GIVEN EXERCISE: Tally up the lines that include "this" and state that number by itself.

====== EXERCISE MATERIALS

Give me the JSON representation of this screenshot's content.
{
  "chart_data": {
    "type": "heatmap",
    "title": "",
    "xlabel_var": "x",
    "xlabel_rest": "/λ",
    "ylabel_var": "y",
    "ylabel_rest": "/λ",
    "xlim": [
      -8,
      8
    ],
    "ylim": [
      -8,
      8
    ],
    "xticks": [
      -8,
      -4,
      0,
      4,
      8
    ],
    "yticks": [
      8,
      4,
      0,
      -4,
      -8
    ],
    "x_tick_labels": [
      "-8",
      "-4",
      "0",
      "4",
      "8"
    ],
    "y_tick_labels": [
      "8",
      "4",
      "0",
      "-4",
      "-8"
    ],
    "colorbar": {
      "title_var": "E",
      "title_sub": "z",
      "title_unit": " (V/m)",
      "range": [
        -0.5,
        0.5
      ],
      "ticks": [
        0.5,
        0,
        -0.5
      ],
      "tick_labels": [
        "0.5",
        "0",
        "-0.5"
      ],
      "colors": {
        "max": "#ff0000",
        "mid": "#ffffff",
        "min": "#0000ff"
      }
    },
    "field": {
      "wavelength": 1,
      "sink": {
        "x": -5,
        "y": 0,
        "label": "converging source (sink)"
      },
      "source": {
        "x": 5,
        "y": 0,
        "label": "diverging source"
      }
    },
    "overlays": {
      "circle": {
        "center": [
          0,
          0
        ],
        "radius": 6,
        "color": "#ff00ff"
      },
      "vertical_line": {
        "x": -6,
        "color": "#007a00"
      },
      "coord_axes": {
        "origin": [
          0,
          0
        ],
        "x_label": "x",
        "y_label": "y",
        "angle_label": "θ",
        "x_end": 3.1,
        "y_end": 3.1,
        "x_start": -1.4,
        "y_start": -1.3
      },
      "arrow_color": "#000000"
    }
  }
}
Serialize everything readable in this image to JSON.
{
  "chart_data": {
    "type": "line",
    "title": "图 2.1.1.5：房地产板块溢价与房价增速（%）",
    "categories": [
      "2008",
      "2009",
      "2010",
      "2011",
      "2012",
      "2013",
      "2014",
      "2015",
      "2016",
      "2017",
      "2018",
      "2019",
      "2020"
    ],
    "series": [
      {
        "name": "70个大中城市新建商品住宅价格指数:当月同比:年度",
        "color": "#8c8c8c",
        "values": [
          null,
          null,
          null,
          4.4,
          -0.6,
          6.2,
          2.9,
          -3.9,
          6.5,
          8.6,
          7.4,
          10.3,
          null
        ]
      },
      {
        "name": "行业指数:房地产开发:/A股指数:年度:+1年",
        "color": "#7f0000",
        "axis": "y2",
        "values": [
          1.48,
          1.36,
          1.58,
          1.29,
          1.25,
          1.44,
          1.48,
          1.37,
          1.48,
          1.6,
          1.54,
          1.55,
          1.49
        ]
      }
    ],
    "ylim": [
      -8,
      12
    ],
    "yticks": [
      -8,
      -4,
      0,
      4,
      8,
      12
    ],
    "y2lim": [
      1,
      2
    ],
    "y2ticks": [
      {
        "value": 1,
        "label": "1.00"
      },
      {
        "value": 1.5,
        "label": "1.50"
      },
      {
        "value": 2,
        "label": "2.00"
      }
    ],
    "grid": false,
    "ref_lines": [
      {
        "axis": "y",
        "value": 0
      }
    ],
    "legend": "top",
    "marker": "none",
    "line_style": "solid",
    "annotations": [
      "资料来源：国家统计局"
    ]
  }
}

============

CORRECT RESULT: 2